◆ Task prompt
Each line of the data that includes the string "available" is to be copied out.

● ● ● ● ● ● ●

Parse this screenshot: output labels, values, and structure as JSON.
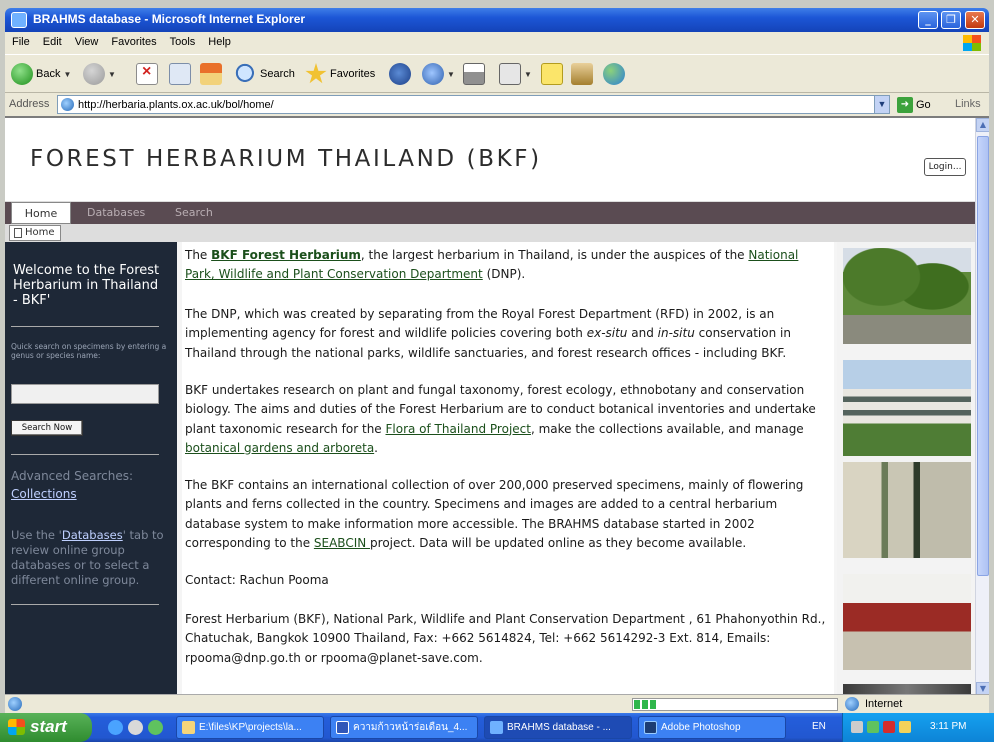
{
  "window": {
    "title": "BRAHMS database - Microsoft Internet Explorer"
  },
  "menu": [
    "File",
    "Edit",
    "View",
    "Favorites",
    "Tools",
    "Help"
  ],
  "toolbar": {
    "back": "Back",
    "search": "Search",
    "favorites": "Favorites"
  },
  "address": {
    "label": "Address",
    "url": "http://herbaria.plants.ox.ac.uk/bol/home/",
    "go": "Go",
    "links": "Links"
  },
  "site": {
    "title": "FOREST HERBARIUM THAILAND (BKF)",
    "login": "Login...",
    "nav": [
      "Home",
      "Databases",
      "Search"
    ],
    "crumb": "Home"
  },
  "sidebar": {
    "welcome": "Welcome to the Forest Herbarium in Thailand - BKF'",
    "quick_search_label": "Quick search on specimens by entering a genus or species name:",
    "search_now": "Search Now",
    "advanced_title": "Advanced Searches:",
    "collections_link": "Collections",
    "use_prefix": "Use the '",
    "databases_link": "Databases",
    "use_suffix": "' tab to review online group databases or to select a different online group."
  },
  "content": {
    "p1_intro": "The ",
    "p1_link": "BKF Forest Herbarium",
    "p1_mid": ", the largest herbarium in Thailand, is under the auspices of the ",
    "p1_link2": "National Park, Wildlife and Plant Conservation Department",
    "p1_end": " (DNP).",
    "p2_a": "The DNP, which was created by separating from the Royal Forest Department (RFD) in 2002, is an implementing agency for forest and wildlife policies covering both ",
    "p2_exsitu": "ex-situ",
    "p2_b": " and ",
    "p2_insitu": "in-situ",
    "p2_c": " conservation in Thailand through the national parks, wildlife sanctuaries, and forest research offices - including BKF.",
    "p3_a": "BKF undertakes research on plant and fungal taxonomy, forest ecology, ethnobotany and conservation biology. The aims and duties of the Forest Herbarium are to conduct botanical inventories and undertake plant taxonomic research for the ",
    "p3_link": "Flora of Thailand Project",
    "p3_b": ", make the collections available, and manage ",
    "p3_link2": "botanical gardens and arboreta",
    "p3_c": ".",
    "p4_a": "The BKF contains an international collection of over 200,000 preserved specimens, mainly of flowering plants and ferns collected in the country. Specimens and images are added to a central herbarium database system to make information more accessible. The BRAHMS database started in 2002 corresponding to the ",
    "p4_link": "SEABCIN ",
    "p4_b": "project. Data will be updated online as they become available.",
    "contact": "Contact: Rachun Pooma",
    "address": "Forest Herbarium (BKF), National Park, Wildlife and Plant Conservation Department , 61 Phahonyothin Rd., Chatuchak, Bangkok 10900 Thailand, Fax: +662 5614824, Tel: +662 5614292-3 Ext. 814, Emails: rpooma@dnp.go.th or rpooma@planet-save.com."
  },
  "statusbar": {
    "zone": "Internet",
    "progress_fraction": 0.12
  },
  "taskbar": {
    "start": "start",
    "tasks": [
      "E:\\files\\KP\\projects\\la...",
      "ความก้าวหน้าร่อเดือน_4...",
      "BRAHMS database - ...",
      "Adobe Photoshop"
    ],
    "lang": "EN",
    "clock": "3:11 PM"
  },
  "colors": {
    "titlebar": "#1c56d6",
    "nav": "#5a4b52",
    "sidebar": "#1e2837",
    "link": "#1b4f1b",
    "taskbar": "#245edb"
  }
}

● ● ● ● ● ● ●

◆ Solution to the problem
    "p3_b": ", make the collections available, and manage ",
    "p4_b": "project. Data will be updated online as they become available.",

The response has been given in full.